Exercise materials:
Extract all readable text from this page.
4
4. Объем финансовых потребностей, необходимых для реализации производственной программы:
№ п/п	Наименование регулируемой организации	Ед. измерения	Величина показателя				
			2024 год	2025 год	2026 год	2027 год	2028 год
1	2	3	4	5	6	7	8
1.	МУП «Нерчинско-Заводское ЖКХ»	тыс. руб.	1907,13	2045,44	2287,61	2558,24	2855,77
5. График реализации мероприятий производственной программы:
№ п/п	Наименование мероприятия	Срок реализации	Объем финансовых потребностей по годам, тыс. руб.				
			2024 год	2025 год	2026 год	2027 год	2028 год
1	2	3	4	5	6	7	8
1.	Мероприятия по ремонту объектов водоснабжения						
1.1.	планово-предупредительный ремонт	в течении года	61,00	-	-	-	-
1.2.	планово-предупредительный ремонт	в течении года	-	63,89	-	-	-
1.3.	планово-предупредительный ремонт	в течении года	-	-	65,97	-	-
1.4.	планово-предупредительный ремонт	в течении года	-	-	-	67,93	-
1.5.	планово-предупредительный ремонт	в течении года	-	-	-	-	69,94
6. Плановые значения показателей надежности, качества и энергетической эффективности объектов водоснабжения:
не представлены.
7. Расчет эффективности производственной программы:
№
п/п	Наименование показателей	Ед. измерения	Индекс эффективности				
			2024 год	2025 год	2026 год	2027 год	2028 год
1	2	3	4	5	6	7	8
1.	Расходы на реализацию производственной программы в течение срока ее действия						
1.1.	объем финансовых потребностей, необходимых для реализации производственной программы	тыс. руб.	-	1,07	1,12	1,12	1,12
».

Task details: Where a line of the data holds "Наименование", show that line.

Result of the task:
№ п/п	Наименование регулируемой организации	Ед. измерения	Величина показателя				
№ п/п	Наименование мероприятия	Срок реализации	Объем финансовых потребностей по годам, тыс. руб.				
п/п	Наименование показателей	Ед. измерения	Индекс эффективности				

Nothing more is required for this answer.